* [Stored rows]:
>>>

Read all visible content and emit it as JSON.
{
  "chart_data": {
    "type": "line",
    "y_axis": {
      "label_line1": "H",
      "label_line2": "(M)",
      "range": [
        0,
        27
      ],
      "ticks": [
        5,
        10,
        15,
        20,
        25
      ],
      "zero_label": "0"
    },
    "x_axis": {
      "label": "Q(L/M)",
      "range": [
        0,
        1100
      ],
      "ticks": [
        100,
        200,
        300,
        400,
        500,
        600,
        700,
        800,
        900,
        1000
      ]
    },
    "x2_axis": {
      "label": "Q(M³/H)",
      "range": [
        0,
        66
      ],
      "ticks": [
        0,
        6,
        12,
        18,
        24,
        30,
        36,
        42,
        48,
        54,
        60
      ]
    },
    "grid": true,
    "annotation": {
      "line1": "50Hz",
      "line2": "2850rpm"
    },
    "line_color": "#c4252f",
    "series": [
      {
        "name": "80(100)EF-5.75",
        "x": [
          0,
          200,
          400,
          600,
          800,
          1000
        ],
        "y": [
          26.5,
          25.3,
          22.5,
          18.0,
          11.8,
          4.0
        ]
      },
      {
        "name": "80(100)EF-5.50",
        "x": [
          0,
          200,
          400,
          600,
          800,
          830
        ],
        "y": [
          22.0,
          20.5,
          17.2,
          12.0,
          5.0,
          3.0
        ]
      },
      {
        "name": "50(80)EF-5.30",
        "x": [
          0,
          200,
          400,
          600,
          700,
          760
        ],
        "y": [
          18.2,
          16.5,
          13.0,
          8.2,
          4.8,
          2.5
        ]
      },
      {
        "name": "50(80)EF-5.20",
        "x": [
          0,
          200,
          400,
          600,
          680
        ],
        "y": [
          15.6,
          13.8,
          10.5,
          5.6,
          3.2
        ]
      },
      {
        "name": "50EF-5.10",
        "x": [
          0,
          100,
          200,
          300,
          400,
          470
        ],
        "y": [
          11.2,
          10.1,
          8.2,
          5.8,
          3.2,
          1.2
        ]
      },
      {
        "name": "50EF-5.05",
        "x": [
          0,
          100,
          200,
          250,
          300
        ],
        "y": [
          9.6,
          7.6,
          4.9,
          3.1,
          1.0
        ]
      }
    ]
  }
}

<<<

* [What you are asked to do]: Look through the entries above; copy every line holding the string "name".

* [Reply to the task]:
        "name": "80(100)EF-5.75",
        "name": "80(100)EF-5.50",
        "name": "50(80)EF-5.30",
        "name": "50(80)EF-5.20",
        "name": "50EF-5.10",
        "name": "50EF-5.05",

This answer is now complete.